> DATA IN THIS EXERCISE:
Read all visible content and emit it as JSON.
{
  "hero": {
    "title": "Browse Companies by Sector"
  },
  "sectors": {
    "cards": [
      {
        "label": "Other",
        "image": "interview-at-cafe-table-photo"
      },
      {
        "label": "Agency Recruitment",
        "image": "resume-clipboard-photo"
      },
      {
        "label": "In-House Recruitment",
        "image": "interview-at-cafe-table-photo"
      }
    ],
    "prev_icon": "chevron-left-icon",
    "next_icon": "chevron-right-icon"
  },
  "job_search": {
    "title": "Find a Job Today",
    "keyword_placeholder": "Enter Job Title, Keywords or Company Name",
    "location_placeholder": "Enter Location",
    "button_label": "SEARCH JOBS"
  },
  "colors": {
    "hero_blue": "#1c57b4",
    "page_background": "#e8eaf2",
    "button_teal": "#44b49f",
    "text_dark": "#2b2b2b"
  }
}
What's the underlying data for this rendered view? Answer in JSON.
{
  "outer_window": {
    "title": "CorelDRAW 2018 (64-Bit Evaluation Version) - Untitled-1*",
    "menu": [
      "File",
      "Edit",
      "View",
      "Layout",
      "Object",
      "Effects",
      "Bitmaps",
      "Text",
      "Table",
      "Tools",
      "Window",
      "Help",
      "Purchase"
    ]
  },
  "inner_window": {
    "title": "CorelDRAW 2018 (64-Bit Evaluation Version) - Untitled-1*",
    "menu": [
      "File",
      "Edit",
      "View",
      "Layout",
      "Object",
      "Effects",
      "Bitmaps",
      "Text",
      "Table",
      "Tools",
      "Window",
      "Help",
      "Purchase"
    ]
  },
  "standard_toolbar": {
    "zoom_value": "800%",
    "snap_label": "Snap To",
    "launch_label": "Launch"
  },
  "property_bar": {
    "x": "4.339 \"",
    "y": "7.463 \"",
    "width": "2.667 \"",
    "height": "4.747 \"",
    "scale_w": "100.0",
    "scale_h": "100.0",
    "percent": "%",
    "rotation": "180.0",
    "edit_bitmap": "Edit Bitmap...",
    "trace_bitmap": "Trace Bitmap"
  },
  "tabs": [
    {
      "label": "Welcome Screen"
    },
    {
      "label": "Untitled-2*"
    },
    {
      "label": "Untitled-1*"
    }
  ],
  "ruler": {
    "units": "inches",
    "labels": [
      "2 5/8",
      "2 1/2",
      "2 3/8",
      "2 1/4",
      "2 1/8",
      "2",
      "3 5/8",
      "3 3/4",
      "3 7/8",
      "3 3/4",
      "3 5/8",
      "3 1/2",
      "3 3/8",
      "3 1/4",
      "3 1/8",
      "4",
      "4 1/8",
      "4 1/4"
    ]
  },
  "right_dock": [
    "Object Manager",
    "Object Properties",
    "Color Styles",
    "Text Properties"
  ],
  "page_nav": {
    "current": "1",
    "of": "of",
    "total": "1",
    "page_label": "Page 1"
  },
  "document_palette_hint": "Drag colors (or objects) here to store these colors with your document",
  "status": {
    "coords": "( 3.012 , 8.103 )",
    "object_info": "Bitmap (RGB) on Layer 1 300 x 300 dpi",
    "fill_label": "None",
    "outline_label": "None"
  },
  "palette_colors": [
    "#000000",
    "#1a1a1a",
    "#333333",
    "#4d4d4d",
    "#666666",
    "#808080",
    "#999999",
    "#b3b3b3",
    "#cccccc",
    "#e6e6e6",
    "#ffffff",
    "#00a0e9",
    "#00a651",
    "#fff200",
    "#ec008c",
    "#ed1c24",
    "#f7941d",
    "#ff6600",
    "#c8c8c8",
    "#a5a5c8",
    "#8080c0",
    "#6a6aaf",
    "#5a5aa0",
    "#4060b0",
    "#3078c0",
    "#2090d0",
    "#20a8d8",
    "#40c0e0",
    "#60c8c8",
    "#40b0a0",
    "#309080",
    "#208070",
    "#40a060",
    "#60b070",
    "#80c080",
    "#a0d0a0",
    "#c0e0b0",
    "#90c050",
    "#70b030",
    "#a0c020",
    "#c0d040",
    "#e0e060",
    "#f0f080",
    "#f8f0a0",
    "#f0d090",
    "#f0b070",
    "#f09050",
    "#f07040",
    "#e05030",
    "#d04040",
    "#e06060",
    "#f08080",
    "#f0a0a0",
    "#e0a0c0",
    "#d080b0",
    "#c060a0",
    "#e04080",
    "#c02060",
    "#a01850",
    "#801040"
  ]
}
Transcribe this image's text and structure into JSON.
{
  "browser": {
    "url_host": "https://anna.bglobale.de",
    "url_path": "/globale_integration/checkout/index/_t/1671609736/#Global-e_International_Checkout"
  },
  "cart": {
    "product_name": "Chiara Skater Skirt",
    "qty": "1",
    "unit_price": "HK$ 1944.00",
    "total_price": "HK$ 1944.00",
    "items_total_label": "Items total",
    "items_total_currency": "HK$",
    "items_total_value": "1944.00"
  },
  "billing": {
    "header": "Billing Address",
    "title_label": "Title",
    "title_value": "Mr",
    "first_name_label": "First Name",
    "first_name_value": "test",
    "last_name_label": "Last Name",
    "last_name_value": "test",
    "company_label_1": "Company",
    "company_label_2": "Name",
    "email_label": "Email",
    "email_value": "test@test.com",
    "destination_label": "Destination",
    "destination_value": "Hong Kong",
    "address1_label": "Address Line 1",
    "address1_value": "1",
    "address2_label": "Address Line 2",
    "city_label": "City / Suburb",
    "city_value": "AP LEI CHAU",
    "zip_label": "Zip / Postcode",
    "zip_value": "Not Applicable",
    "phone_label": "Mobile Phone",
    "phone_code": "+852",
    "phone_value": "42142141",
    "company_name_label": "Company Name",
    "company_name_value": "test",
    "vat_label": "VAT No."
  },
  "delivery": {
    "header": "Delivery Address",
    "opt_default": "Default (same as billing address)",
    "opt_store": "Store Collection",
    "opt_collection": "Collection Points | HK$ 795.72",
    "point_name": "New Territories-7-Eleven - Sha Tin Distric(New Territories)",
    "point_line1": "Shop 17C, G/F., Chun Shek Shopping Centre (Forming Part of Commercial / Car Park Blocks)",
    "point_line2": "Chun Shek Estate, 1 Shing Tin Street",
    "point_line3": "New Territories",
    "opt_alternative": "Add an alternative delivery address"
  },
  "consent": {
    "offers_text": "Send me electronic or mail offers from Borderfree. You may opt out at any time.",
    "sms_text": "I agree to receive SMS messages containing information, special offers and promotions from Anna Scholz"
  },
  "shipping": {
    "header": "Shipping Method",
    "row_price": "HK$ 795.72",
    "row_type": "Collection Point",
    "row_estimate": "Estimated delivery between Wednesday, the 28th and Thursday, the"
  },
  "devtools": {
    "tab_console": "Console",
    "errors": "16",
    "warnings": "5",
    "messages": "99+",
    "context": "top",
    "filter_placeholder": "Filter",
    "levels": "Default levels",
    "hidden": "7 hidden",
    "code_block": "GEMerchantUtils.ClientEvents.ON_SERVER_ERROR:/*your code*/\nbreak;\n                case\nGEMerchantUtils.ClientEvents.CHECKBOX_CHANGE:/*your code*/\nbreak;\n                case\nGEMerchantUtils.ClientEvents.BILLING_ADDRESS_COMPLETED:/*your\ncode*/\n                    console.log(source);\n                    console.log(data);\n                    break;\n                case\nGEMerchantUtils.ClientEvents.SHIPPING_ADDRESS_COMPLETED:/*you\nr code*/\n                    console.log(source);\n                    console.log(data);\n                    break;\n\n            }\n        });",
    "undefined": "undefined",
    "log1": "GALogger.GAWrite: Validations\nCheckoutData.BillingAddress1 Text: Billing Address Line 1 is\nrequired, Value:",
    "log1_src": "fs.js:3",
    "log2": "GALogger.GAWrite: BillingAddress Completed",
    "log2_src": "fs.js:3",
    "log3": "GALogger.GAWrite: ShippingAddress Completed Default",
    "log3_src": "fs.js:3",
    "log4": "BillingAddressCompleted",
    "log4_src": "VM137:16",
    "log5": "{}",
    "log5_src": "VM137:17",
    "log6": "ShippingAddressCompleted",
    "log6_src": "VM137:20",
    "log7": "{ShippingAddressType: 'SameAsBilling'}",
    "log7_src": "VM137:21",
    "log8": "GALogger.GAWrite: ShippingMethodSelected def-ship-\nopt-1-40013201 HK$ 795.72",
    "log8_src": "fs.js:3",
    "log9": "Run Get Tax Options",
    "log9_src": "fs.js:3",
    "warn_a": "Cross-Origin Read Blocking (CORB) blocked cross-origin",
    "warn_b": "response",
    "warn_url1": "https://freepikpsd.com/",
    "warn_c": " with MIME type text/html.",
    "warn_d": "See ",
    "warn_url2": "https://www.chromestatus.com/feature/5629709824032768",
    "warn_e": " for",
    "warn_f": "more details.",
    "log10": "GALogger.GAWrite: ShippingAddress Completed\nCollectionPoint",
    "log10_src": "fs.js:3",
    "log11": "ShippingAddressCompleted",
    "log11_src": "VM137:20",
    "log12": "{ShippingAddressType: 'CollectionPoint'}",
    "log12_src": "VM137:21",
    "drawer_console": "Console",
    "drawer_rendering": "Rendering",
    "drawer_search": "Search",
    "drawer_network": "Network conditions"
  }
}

> REQUIREMENT: Check each line of the material above for "your" and say how many lines contain it, giving the number alone.

> EXERCISE RESPONSE: 2